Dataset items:
=======
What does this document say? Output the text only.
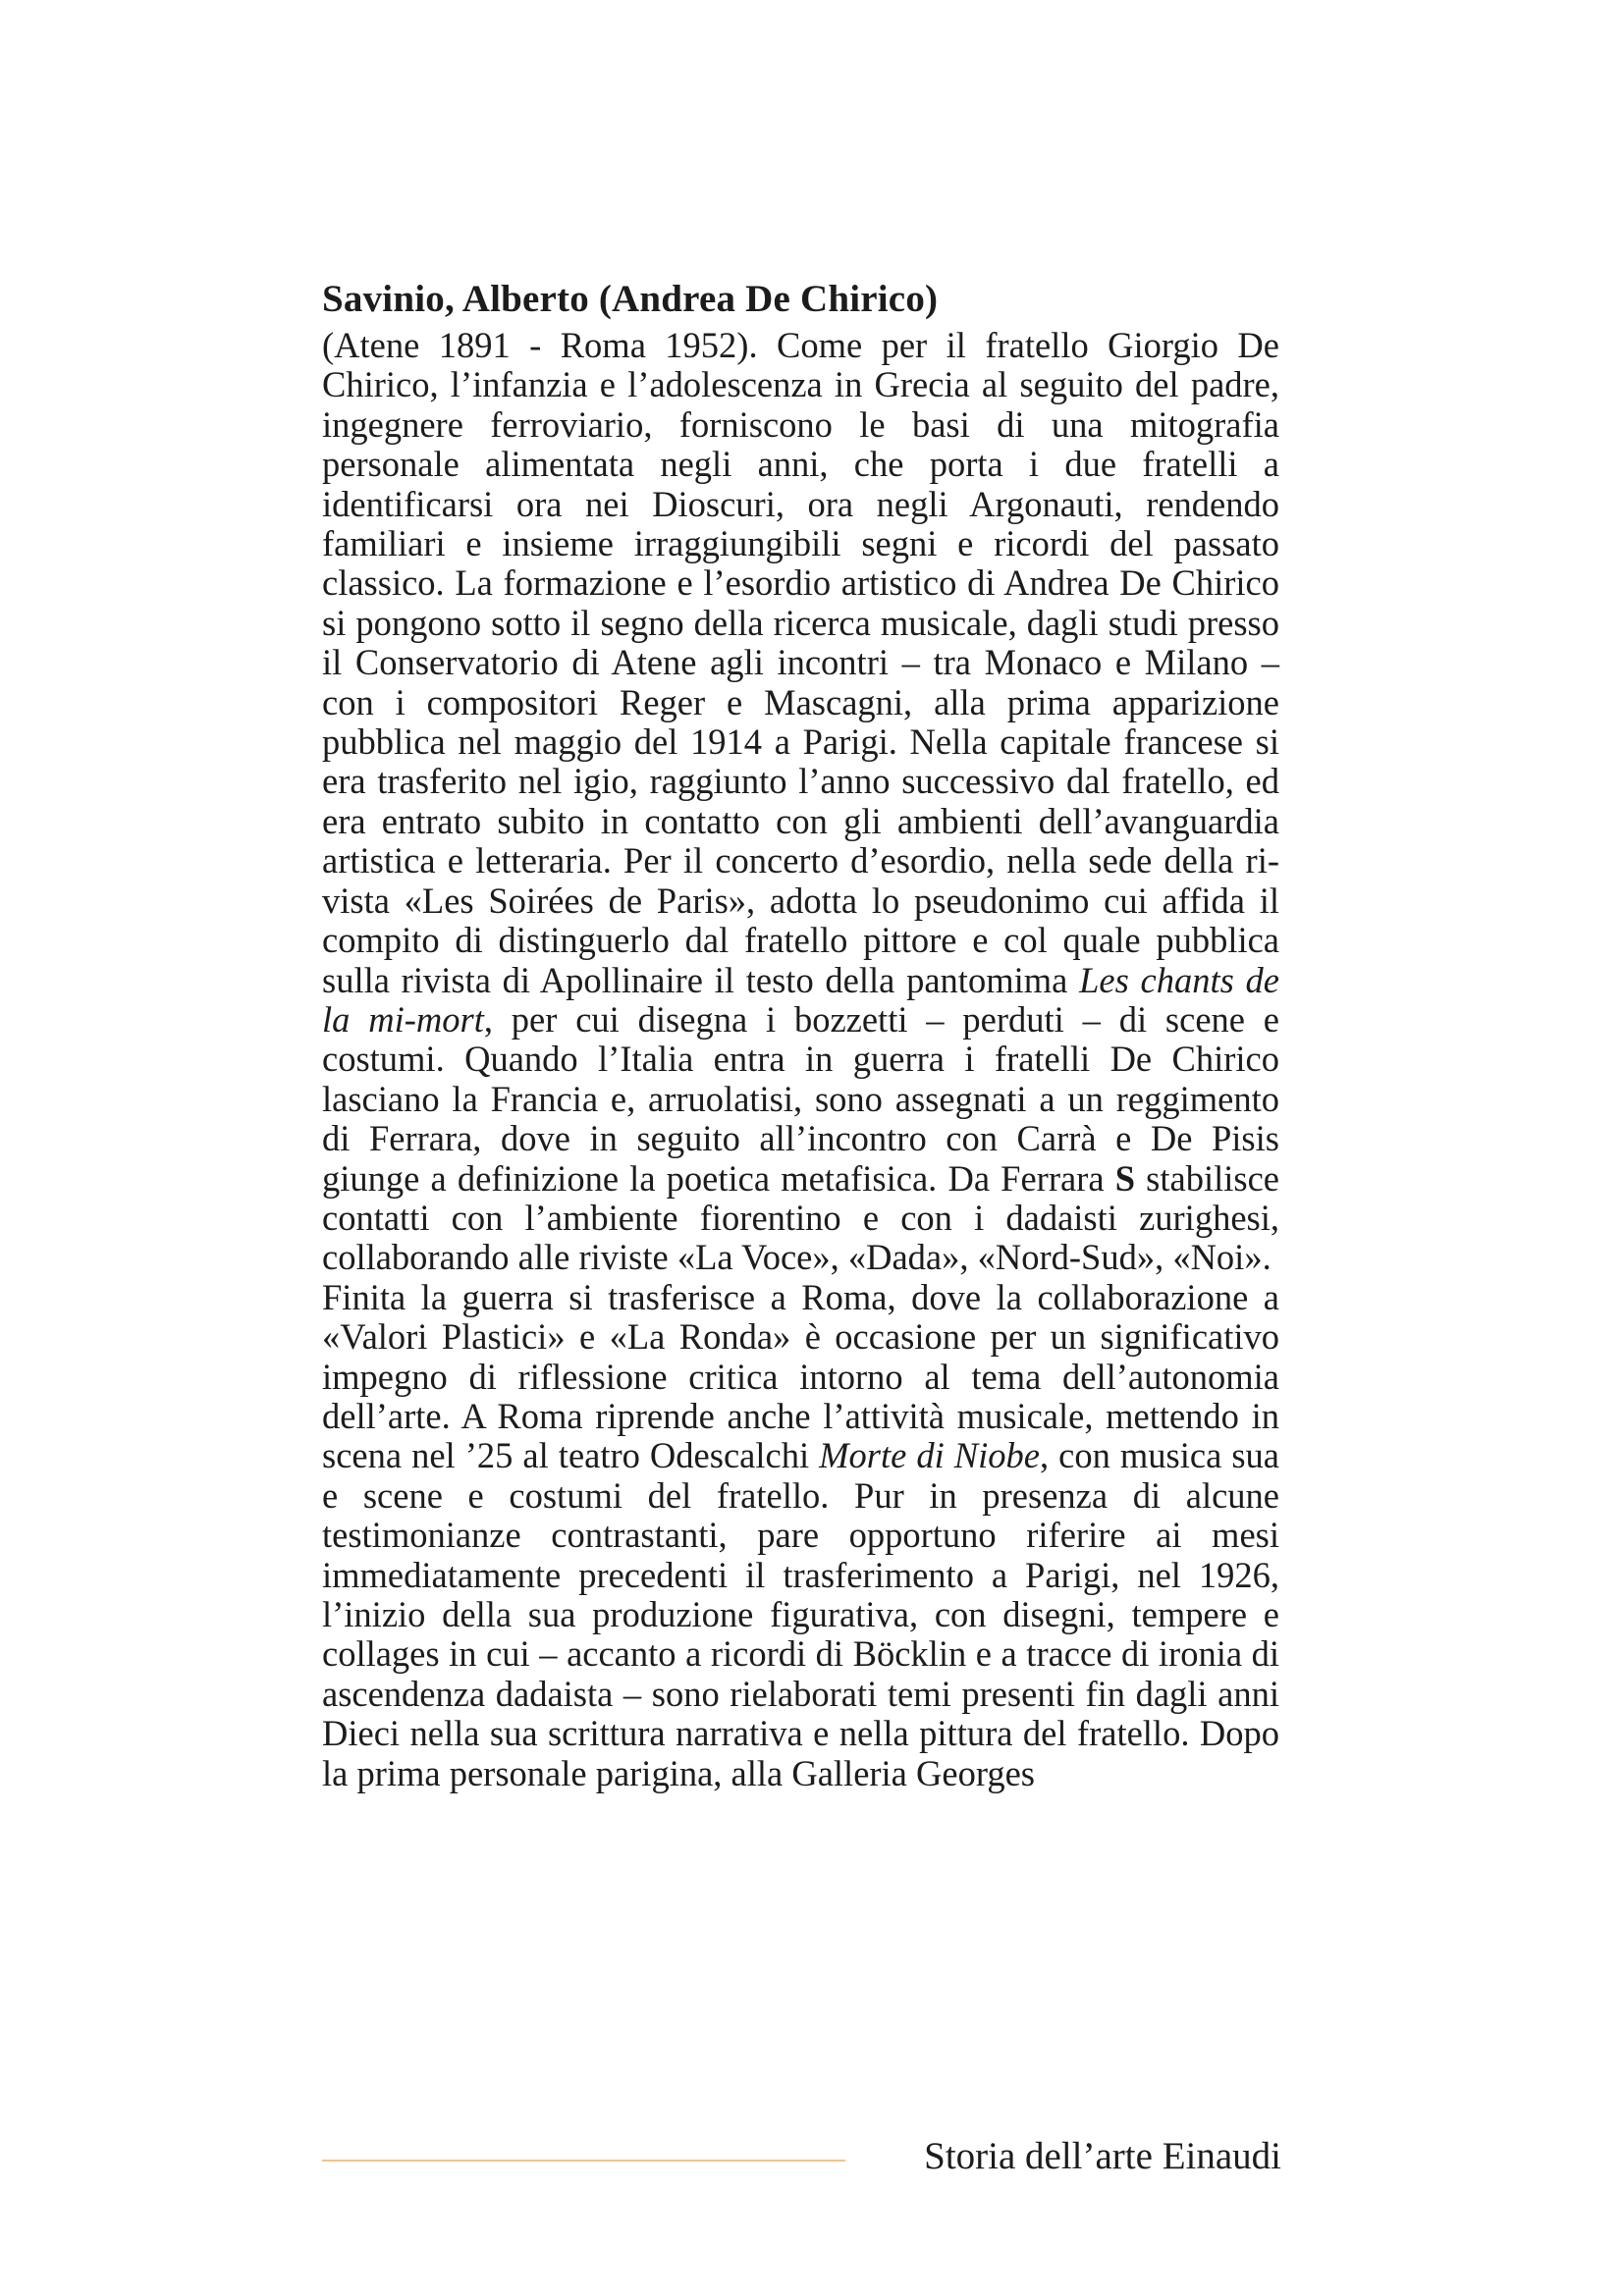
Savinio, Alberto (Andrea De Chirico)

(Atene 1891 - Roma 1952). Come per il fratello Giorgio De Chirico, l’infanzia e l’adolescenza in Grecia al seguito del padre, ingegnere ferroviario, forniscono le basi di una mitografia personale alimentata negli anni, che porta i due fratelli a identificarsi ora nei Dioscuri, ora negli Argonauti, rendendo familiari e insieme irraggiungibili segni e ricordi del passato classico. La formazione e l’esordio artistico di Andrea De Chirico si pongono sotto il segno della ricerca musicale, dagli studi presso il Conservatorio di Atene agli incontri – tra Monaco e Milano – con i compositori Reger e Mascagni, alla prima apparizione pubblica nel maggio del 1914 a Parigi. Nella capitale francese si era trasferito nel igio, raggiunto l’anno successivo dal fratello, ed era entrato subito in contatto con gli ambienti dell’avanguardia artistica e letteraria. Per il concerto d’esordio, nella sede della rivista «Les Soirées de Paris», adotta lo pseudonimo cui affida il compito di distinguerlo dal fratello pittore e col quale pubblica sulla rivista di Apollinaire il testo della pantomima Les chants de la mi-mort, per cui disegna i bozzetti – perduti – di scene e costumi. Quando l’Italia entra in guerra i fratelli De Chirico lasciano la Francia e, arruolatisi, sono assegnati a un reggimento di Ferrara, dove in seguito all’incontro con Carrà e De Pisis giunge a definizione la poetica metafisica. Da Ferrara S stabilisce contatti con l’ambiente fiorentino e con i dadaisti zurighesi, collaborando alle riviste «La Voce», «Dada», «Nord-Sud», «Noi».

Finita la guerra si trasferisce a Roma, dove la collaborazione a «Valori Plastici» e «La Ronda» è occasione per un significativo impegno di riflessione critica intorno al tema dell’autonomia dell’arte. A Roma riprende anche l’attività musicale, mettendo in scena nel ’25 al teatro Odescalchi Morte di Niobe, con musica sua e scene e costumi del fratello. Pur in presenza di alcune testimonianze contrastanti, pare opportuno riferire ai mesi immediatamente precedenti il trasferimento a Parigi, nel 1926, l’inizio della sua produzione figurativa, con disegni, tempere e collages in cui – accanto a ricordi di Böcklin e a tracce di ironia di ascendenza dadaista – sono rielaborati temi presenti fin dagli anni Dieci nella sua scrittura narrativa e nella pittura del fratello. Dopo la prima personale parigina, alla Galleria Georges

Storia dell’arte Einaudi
=======
Directive:
All of the entries need to be transcribed word for word; pictures are left out.

Result of the exercise:
What does this document say? Output the text only.
Savinio, Alberto (Andrea De Chirico)

(Atene 1891 - Roma 1952). Come per il fratello Giorgio De Chirico, l’infanzia e l’adolescenza in Grecia al seguito del padre, ingegnere ferroviario, forniscono le basi di una mitografia personale alimentata negli anni, che porta i due fratelli a identificarsi ora nei Dioscuri, ora negli Argonauti, rendendo familiari e insieme irraggiungibili segni e ricordi del passato classico. La formazione e l’esordio artistico di Andrea De Chirico si pongono sotto il segno della ricerca musicale, dagli studi presso il Conservatorio di Atene agli incontri – tra Monaco e Milano – con i compositori Reger e Mascagni, alla prima apparizione pubblica nel maggio del 1914 a Parigi. Nella capitale francese si era trasferito nel igio, raggiunto l’anno successivo dal fratello, ed era entrato subito in contatto con gli ambienti dell’avanguardia artistica e letteraria. Per il concerto d’esordio, nella sede della rivista «Les Soirées de Paris», adotta lo pseudonimo cui affida il compito di distinguerlo dal fratello pittore e col quale pubblica sulla rivista di Apollinaire il testo della pantomima Les chants de la mi-mort, per cui disegna i bozzetti – perduti – di scene e costumi. Quando l’Italia entra in guerra i fratelli De Chirico lasciano la Francia e, arruolatisi, sono assegnati a un reggimento di Ferrara, dove in seguito all’incontro con Carrà e De Pisis giunge a definizione la poetica metafisica. Da Ferrara S stabilisce contatti con l’ambiente fiorentino e con i dadaisti zurighesi, collaborando alle riviste «La Voce», «Dada», «Nord-Sud», «Noi».

Finita la guerra si trasferisce a Roma, dove la collaborazione a «Valori Plastici» e «La Ronda» è occasione per un significativo impegno di riflessione critica intorno al tema dell’autonomia dell’arte. A Roma riprende anche l’attività musicale, mettendo in scena nel ’25 al teatro Odescalchi Morte di Niobe, con musica sua e scene e costumi del fratello. Pur in presenza di alcune testimonianze contrastanti, pare opportuno riferire ai mesi immediatamente precedenti il trasferimento a Parigi, nel 1926, l’inizio della sua produzione figurativa, con disegni, tempere e collages in cui – accanto a ricordi di Böcklin e a tracce di ironia di ascendenza dadaista – sono rielaborati temi presenti fin dagli anni Dieci nella sua scrittura narrativa e nella pittura del fratello. Dopo la prima personale parigina, alla Galleria Georges

Storia dell’arte Einaudi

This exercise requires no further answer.